━━ RAW DATA ━━

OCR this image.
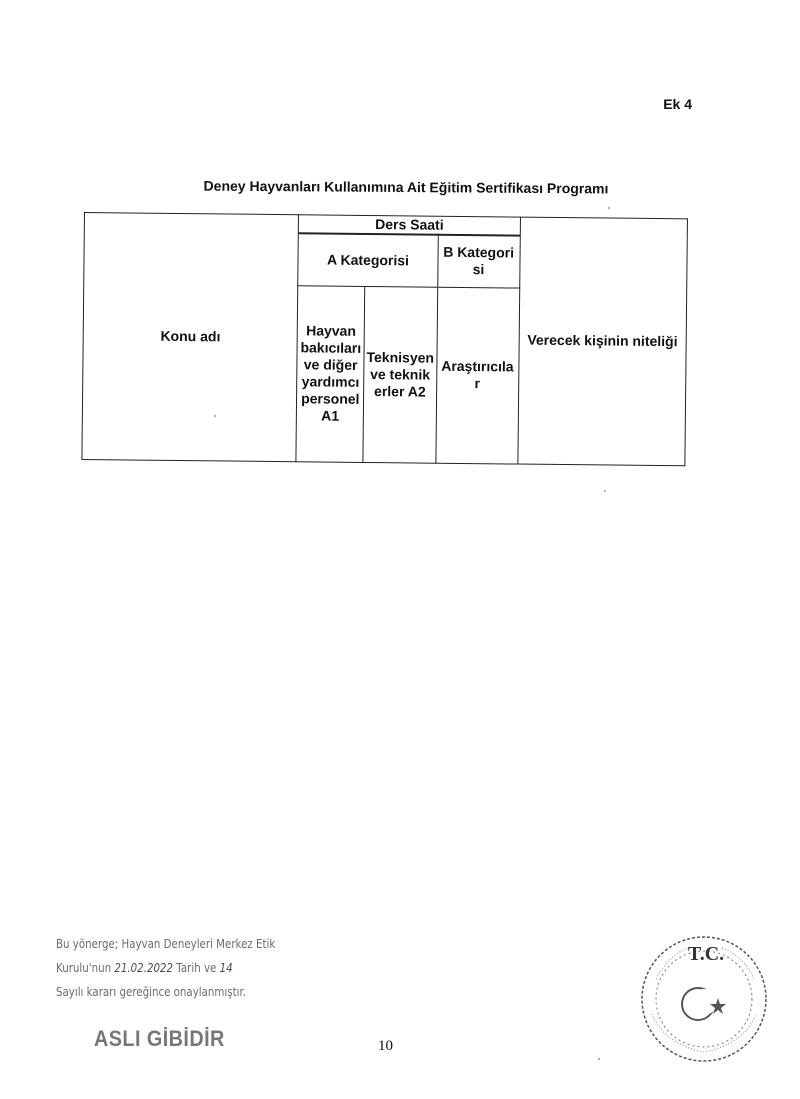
Ek 4
Deney Hayvanları Kullanımına Ait Eğitim Sertifikası Programı
Konu adı	Ders Saati			Verecek kişinin niteliği
	A Kategorisi		B Kategorisi	
	Hayvan bakıcıları ve diğer yardımcı personel A1	Teknisyen ve teknikerler A2	Araştırıcılar	
Bu yönerge; Hayvan Deneyleri Merkez Etik
Kurulu'nun 21.02.2022 Tarih ve 14
Sayılı kararı gereğince onaylanmıştır.
ASLI GİBİDİR	10
T.C.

━━━

AIM
Your copy should match the entries exactly, minus the pictures.

FINAL RESULT
OCR this image.
Ek 4
Deney Hayvanları Kullanımına Ait Eğitim Sertifikası Programı
Konu adı	Ders Saati			Verecek kişinin niteliği
	A Kategorisi		B Kategorisi	
	Hayvan bakıcıları ve diğer yardımcı personel A1	Teknisyen ve teknikerler A2	Araştırıcılar	
Bu yönerge; Hayvan Deneyleri Merkez Etik
Kurulu'nun 21.02.2022 Tarih ve 14
Sayılı kararı gereğince onaylanmıştır.
ASLI GİBİDİR	10
T.C.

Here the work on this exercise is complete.